_Set exercise_
Pull out every line below that contains the word "Ions".

_Data rows_
+ + +

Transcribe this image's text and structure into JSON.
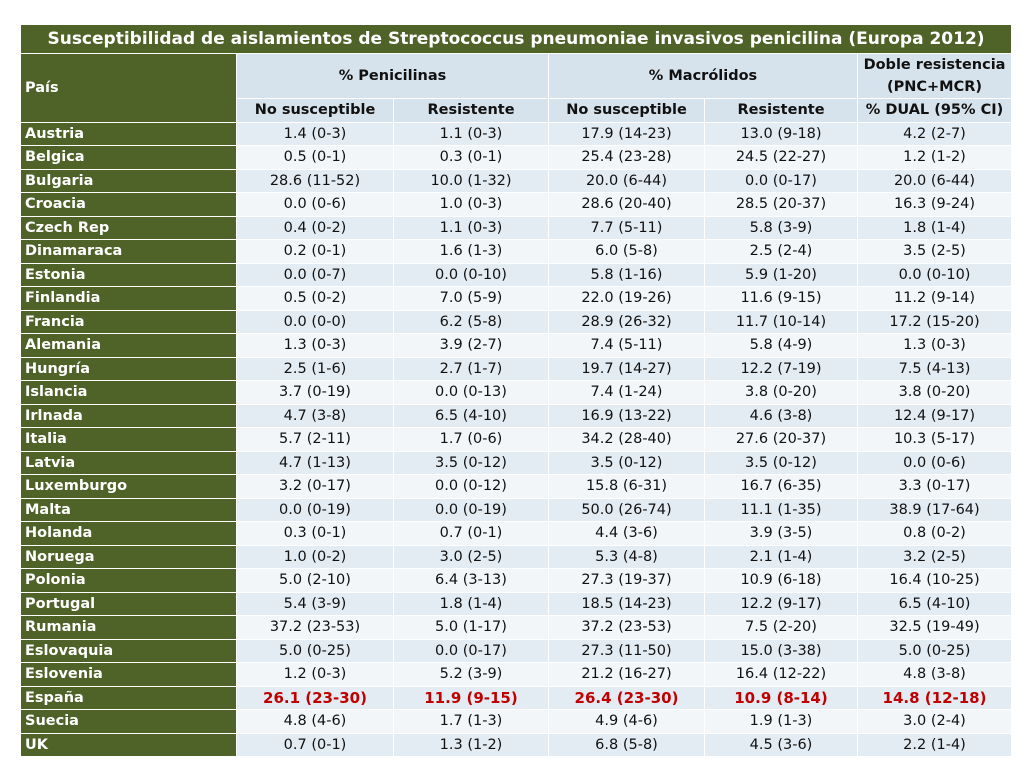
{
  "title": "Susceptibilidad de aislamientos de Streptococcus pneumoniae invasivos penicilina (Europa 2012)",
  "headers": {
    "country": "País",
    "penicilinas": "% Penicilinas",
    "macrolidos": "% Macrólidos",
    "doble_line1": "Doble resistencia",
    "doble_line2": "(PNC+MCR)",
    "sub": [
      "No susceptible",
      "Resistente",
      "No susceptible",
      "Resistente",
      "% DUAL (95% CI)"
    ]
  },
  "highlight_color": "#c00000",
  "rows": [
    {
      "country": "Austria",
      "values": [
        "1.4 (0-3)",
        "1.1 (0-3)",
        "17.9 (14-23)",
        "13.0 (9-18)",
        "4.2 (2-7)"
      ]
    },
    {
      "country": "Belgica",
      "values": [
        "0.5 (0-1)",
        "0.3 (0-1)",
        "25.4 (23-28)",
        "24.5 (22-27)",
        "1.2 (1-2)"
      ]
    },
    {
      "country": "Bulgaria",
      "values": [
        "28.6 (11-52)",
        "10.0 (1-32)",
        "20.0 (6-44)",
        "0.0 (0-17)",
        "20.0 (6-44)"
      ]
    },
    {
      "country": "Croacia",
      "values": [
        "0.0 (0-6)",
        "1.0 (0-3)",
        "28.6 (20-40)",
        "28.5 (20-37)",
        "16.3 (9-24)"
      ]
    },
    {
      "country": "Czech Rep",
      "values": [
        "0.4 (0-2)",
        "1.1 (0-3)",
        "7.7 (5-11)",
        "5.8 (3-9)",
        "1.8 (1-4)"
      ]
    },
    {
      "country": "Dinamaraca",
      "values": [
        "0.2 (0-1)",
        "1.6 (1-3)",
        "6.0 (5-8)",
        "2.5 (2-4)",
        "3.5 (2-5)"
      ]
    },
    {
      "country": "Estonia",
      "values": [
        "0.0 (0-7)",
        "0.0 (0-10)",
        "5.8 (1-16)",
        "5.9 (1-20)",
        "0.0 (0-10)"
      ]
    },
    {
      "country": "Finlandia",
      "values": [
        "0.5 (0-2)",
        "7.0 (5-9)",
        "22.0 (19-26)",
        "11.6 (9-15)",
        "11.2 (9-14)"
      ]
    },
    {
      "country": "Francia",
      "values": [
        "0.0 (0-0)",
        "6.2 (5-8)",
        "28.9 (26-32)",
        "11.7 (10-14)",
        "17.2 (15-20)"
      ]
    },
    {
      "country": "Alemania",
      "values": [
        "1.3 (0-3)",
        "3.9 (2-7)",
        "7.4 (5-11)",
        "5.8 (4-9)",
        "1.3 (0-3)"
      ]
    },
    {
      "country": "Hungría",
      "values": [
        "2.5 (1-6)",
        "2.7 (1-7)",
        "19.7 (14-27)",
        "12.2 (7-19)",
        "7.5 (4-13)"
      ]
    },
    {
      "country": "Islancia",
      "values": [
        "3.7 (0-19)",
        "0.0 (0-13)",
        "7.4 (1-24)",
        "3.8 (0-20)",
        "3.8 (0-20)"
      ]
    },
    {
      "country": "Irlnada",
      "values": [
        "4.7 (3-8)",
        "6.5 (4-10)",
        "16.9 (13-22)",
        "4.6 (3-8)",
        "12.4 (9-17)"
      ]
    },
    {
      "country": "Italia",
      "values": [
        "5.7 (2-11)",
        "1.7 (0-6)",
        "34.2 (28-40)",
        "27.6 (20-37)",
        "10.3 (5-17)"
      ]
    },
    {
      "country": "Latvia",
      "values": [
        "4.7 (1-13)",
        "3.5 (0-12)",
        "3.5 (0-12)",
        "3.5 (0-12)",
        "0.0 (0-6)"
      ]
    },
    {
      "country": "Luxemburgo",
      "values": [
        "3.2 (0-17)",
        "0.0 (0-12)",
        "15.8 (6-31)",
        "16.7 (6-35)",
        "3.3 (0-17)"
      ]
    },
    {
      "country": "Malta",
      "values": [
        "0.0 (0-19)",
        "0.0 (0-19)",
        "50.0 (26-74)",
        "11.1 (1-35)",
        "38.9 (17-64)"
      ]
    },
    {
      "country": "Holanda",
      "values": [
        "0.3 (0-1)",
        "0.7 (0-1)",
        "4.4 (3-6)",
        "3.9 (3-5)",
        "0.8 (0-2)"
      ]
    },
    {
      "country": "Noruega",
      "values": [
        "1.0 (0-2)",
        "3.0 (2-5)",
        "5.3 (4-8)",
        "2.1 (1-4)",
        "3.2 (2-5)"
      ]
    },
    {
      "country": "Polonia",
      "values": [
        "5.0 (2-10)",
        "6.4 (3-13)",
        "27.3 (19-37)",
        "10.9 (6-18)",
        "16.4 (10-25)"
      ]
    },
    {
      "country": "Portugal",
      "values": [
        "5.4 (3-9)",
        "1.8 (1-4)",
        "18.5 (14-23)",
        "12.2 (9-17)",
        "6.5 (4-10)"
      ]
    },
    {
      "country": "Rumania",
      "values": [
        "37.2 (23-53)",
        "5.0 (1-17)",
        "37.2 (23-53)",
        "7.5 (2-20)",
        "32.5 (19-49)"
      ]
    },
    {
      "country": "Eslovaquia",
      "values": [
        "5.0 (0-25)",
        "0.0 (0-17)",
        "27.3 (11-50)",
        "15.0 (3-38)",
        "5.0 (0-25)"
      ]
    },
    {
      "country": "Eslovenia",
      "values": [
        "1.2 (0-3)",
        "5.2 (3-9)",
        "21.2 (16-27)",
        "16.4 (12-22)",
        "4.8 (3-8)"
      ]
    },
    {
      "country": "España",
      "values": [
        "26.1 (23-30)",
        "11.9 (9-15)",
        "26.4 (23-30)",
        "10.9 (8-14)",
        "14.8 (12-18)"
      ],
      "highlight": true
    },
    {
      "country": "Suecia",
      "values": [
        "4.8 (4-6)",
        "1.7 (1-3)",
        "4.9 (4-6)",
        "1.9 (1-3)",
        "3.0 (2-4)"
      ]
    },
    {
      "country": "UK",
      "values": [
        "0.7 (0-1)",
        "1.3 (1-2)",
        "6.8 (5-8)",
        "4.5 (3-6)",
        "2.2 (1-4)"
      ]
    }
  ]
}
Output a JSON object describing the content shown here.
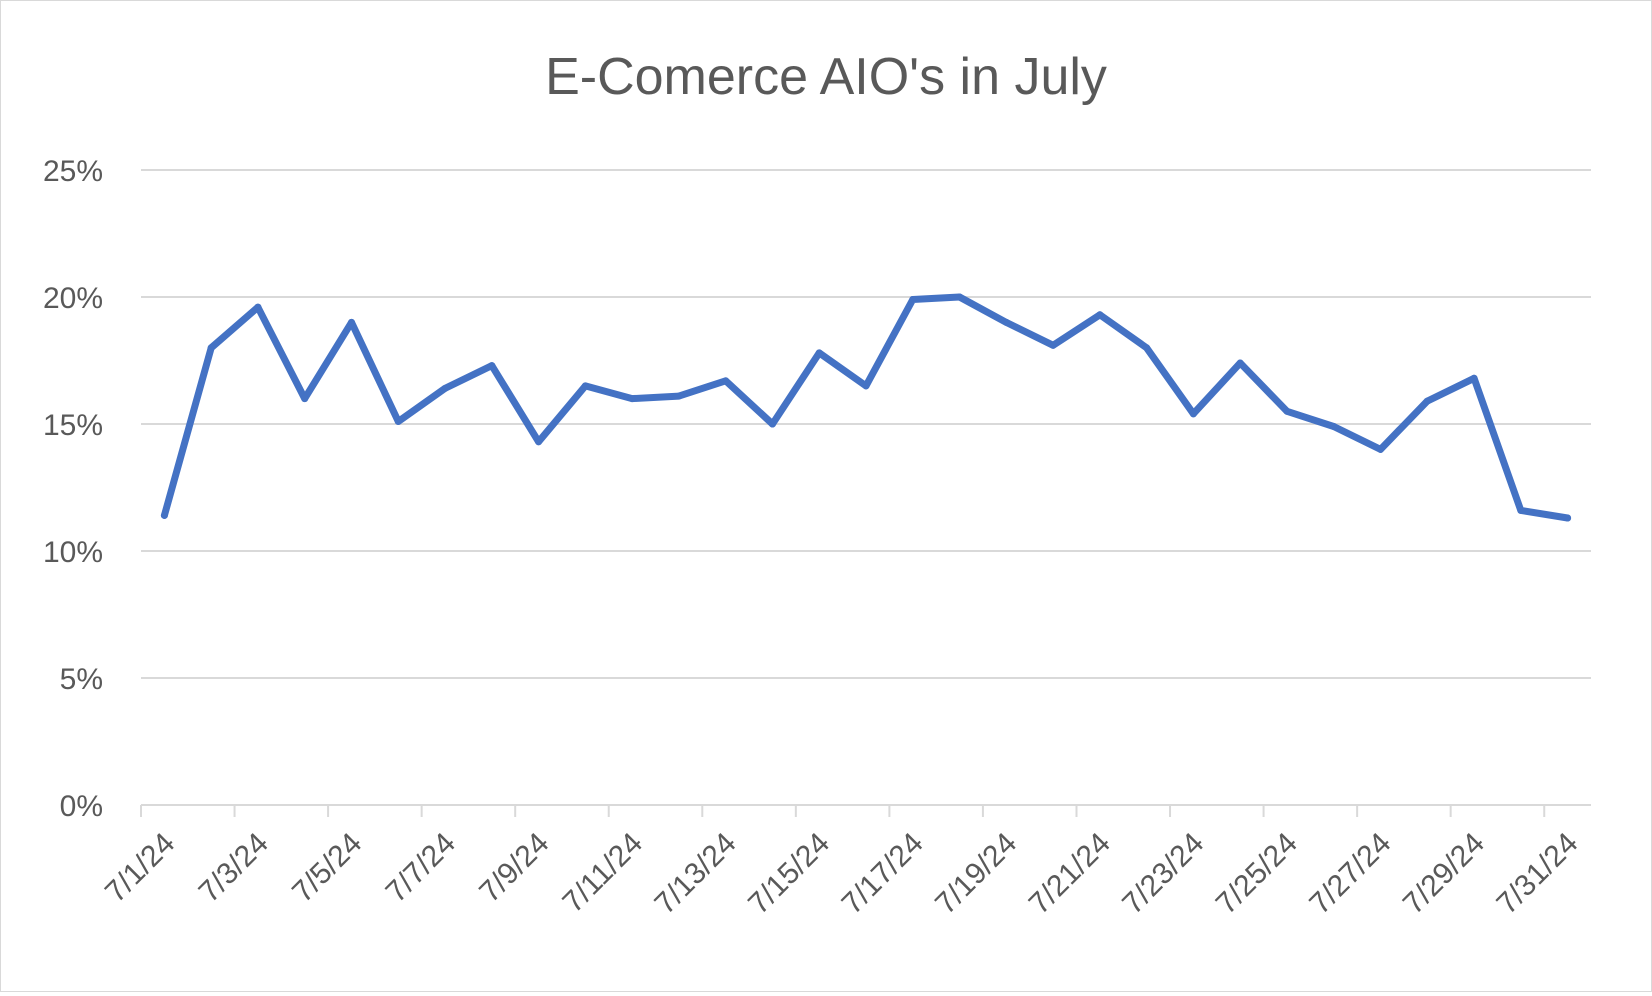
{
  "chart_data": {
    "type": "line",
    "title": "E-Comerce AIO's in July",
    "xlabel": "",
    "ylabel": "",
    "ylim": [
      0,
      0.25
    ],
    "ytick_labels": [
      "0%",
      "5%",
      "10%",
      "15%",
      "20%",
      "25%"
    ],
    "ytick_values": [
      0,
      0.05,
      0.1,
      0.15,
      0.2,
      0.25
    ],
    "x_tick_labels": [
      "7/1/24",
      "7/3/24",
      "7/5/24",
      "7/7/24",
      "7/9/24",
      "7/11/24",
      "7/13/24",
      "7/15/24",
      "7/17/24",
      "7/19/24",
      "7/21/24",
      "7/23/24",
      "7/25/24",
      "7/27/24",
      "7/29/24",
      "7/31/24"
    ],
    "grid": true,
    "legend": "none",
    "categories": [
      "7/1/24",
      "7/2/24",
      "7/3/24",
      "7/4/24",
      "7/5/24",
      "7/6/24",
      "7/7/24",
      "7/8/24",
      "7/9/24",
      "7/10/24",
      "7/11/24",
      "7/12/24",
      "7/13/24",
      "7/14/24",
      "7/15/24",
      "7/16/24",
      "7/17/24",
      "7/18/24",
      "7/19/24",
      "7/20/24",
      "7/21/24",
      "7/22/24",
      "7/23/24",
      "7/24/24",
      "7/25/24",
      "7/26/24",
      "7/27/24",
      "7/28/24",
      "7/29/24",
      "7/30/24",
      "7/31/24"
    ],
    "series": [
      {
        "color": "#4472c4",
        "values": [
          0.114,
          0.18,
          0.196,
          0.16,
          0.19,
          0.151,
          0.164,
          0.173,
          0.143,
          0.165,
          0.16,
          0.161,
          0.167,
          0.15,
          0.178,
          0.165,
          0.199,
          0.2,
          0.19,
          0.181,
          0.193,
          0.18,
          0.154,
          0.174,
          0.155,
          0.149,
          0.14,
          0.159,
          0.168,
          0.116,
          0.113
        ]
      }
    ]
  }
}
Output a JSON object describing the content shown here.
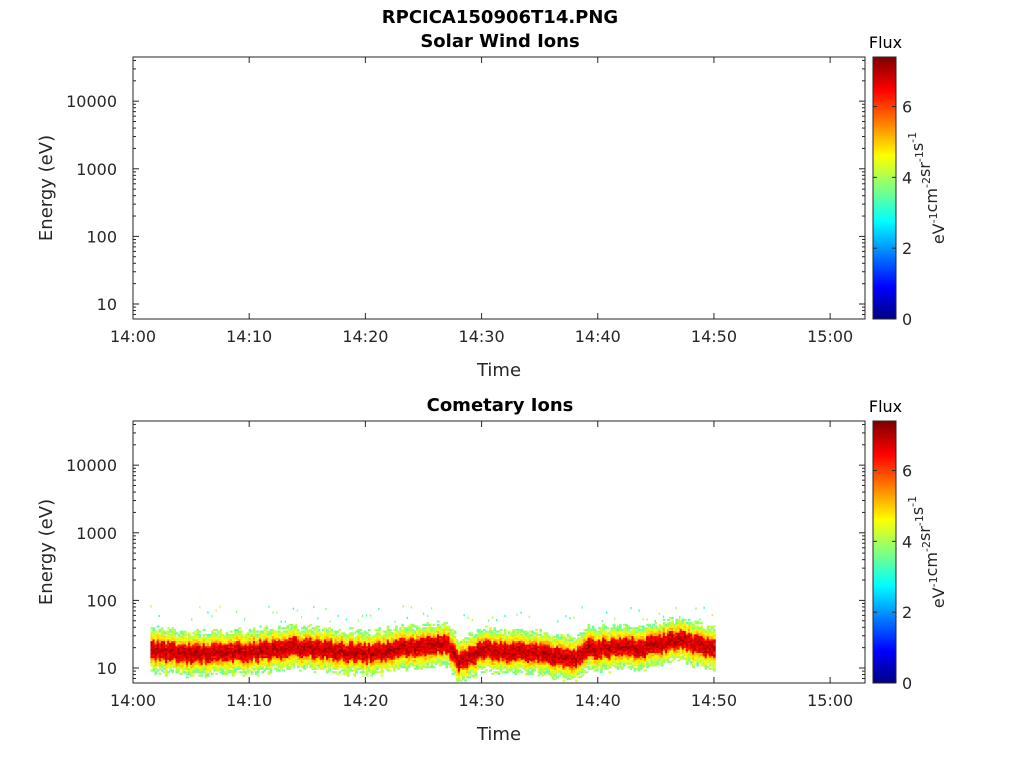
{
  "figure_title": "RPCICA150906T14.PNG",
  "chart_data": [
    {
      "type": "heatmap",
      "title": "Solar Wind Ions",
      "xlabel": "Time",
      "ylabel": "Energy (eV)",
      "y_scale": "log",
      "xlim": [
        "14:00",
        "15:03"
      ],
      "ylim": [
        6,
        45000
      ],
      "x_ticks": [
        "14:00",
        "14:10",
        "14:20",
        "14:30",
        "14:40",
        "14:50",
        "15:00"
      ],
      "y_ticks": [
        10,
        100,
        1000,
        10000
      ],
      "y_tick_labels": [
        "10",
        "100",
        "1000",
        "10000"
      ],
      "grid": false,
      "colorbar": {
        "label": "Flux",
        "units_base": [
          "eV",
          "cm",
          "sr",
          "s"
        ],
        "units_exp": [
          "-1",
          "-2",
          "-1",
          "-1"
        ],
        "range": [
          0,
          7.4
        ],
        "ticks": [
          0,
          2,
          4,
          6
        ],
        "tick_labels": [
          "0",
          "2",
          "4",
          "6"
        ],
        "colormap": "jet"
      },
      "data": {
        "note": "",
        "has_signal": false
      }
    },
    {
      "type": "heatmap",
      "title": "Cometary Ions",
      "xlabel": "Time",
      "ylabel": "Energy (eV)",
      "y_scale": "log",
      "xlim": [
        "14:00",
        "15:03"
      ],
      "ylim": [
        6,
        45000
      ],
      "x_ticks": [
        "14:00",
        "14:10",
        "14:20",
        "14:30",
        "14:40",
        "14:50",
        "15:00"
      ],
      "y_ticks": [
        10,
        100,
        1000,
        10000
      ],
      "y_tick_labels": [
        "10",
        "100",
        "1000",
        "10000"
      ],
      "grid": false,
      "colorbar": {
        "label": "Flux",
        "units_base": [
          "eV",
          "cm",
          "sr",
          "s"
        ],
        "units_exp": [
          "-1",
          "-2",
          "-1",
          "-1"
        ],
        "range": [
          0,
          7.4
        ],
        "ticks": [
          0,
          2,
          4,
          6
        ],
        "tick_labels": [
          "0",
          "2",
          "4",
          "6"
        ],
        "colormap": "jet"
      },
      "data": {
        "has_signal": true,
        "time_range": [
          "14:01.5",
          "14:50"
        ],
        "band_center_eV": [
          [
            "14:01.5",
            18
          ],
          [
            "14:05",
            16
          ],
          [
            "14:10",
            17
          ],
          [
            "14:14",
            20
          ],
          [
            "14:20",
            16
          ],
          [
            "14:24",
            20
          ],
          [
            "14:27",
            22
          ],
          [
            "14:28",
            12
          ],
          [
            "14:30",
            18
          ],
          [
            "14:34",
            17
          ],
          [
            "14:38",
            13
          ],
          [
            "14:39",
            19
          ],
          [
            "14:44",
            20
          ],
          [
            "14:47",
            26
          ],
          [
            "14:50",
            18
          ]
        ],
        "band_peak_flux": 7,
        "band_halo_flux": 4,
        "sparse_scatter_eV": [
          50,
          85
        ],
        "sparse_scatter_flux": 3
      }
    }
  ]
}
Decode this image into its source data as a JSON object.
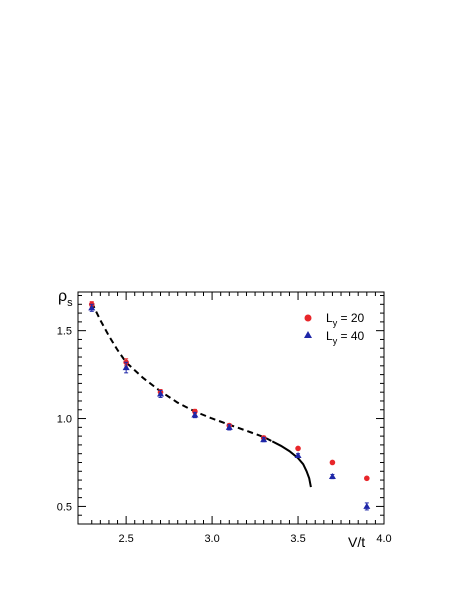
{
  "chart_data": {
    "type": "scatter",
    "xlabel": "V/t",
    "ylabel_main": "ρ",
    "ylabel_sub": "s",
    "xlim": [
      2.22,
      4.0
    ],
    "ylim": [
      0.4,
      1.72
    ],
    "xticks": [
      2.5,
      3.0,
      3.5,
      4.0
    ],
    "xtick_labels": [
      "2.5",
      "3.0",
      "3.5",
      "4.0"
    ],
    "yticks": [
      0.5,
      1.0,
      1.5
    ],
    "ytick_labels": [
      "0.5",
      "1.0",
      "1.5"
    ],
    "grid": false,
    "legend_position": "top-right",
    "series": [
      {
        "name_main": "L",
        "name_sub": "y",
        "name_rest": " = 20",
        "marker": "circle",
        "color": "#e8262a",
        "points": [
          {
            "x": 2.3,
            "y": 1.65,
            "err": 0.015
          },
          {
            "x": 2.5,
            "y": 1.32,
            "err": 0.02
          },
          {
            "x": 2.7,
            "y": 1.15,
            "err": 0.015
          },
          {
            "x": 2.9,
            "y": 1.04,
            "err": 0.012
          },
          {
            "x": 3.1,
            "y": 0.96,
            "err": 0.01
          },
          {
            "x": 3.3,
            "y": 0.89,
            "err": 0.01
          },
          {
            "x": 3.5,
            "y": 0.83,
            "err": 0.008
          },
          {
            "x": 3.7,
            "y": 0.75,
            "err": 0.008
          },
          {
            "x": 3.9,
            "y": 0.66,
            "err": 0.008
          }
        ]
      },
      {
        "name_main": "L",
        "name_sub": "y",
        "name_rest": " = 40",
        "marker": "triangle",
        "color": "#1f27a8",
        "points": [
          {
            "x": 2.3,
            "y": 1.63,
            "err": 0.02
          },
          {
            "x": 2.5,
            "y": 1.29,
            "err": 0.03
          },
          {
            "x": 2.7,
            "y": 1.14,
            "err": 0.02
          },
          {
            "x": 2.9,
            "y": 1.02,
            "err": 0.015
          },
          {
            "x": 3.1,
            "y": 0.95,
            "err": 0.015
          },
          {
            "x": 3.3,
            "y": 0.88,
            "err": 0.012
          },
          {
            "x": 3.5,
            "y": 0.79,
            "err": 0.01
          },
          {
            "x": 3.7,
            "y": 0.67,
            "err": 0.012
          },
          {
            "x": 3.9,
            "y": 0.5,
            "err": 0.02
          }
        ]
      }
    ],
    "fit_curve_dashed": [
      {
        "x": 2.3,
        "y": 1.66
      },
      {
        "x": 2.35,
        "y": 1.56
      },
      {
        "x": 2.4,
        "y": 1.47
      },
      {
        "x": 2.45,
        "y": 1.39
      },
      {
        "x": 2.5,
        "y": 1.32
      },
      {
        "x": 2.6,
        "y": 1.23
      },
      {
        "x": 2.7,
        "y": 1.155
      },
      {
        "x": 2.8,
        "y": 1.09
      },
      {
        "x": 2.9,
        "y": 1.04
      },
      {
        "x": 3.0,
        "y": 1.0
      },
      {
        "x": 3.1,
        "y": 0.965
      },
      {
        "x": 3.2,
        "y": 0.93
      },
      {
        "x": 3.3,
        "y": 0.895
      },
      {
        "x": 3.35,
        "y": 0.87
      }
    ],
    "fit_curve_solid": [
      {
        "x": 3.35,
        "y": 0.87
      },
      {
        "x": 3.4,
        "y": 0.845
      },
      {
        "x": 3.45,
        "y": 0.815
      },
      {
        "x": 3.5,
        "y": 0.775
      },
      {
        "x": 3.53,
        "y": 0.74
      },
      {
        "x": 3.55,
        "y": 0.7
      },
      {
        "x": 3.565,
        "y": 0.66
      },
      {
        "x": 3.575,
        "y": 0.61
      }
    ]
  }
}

+ + +

_Response to the exercise_
      "title": "Solar Wind Ions",
      "title": "Cometary Ions",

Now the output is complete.